=== Stated problem ===
Set out every line of the records below as a JSON list of strings, one string per line with blank lines omitted, and leave the pictures out.

Labeled box records
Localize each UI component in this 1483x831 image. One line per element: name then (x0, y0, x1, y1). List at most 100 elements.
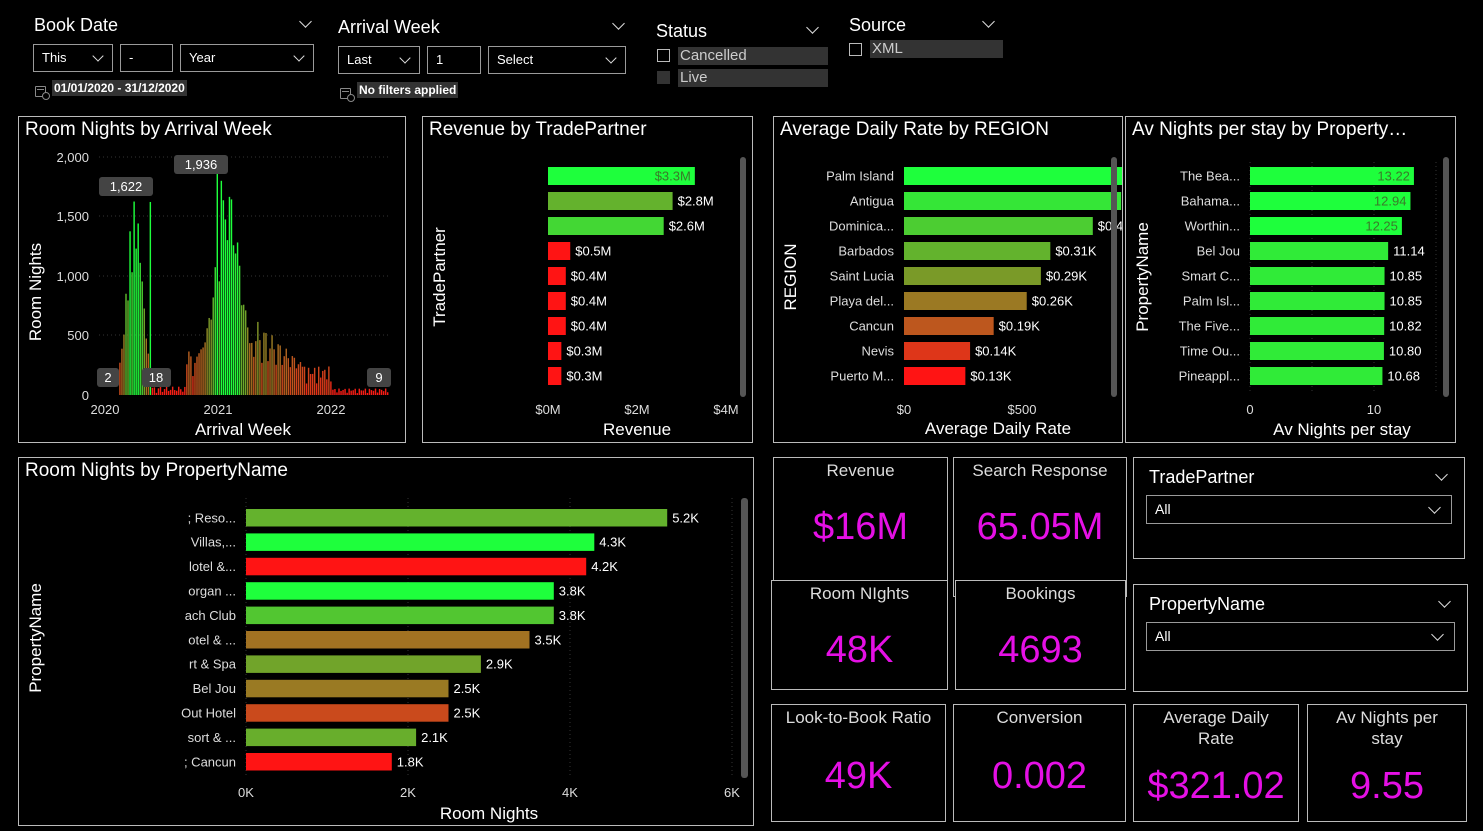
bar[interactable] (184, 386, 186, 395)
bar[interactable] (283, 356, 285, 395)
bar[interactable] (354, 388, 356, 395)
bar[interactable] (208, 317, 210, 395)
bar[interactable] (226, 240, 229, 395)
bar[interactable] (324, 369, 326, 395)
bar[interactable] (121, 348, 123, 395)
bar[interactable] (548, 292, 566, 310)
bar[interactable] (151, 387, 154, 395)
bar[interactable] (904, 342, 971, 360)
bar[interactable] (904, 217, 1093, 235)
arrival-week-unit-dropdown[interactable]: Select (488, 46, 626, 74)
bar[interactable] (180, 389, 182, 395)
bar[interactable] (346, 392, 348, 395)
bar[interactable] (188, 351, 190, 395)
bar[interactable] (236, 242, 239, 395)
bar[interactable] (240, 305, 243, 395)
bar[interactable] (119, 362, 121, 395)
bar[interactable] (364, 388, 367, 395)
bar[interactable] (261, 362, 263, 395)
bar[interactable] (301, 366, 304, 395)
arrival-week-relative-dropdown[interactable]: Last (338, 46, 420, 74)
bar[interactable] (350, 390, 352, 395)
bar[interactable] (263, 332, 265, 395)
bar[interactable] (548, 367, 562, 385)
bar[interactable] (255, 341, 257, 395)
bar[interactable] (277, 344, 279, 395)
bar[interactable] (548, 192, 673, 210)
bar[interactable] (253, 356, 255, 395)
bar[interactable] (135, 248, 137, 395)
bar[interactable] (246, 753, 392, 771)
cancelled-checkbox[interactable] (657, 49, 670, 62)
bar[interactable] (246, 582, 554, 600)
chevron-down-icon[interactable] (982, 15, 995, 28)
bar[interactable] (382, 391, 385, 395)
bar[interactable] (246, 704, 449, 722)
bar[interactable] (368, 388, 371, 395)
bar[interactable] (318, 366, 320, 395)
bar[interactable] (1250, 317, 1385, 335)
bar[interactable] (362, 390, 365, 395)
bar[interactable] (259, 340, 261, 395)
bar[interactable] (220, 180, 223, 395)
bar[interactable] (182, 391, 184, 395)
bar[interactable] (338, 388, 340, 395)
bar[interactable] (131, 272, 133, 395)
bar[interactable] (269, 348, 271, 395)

=== Solution to this exercise ===
[
  "Localize each UI component in this 1483x831 image. One line per element: name then (x0, y0, x1, y1). List at most 100 elements.",
  "bar[interactable] (184, 386, 186, 395)",
  "bar[interactable] (283, 356, 285, 395)",
  "bar[interactable] (354, 388, 356, 395)",
  "bar[interactable] (208, 317, 210, 395)",
  "bar[interactable] (226, 240, 229, 395)",
  "bar[interactable] (324, 369, 326, 395)",
  "bar[interactable] (121, 348, 123, 395)",
  "bar[interactable] (548, 292, 566, 310)",
  "bar[interactable] (151, 387, 154, 395)",
  "bar[interactable] (904, 342, 971, 360)",
  "bar[interactable] (904, 217, 1093, 235)",
  "arrival-week-unit-dropdown[interactable]: Select (488, 46, 626, 74)",
  "bar[interactable] (180, 389, 182, 395)",
  "bar[interactable] (346, 392, 348, 395)",
  "bar[interactable] (188, 351, 190, 395)",
  "bar[interactable] (236, 242, 239, 395)",
  "bar[interactable] (240, 305, 243, 395)",
  "bar[interactable] (119, 362, 121, 395)",
  "bar[interactable] (364, 388, 367, 395)",
  "bar[interactable] (261, 362, 263, 395)",
  "bar[interactable] (301, 366, 304, 395)",
  "arrival-week-relative-dropdown[interactable]: Last (338, 46, 420, 74)",
  "bar[interactable] (350, 390, 352, 395)",
  "bar[interactable] (263, 332, 265, 395)",
  "bar[interactable] (548, 367, 562, 385)",
  "bar[interactable] (255, 341, 257, 395)",
  "bar[interactable] (277, 344, 279, 395)",
  "bar[interactable] (548, 192, 673, 210)",
  "bar[interactable] (253, 356, 255, 395)",
  "bar[interactable] (135, 248, 137, 395)",
  "bar[interactable] (246, 753, 392, 771)",
  "cancelled-checkbox[interactable] (657, 49, 670, 62)",
  "bar[interactable] (246, 582, 554, 600)",
  "chevron-down-icon[interactable] (982, 15, 995, 28)",
  "bar[interactable] (382, 391, 385, 395)",
  "bar[interactable] (246, 704, 449, 722)",
  "bar[interactable] (368, 388, 371, 395)",
  "bar[interactable] (318, 366, 320, 395)",
  "bar[interactable] (1250, 317, 1385, 335)",
  "bar[interactable] (362, 390, 365, 395)",
  "bar[interactable] (259, 340, 261, 395)",
  "bar[interactable] (220, 180, 223, 395)",
  "bar[interactable] (182, 391, 184, 395)",
  "bar[interactable] (338, 388, 340, 395)",
  "bar[interactable] (131, 272, 133, 395)",
  "bar[interactable] (269, 348, 271, 395)"
]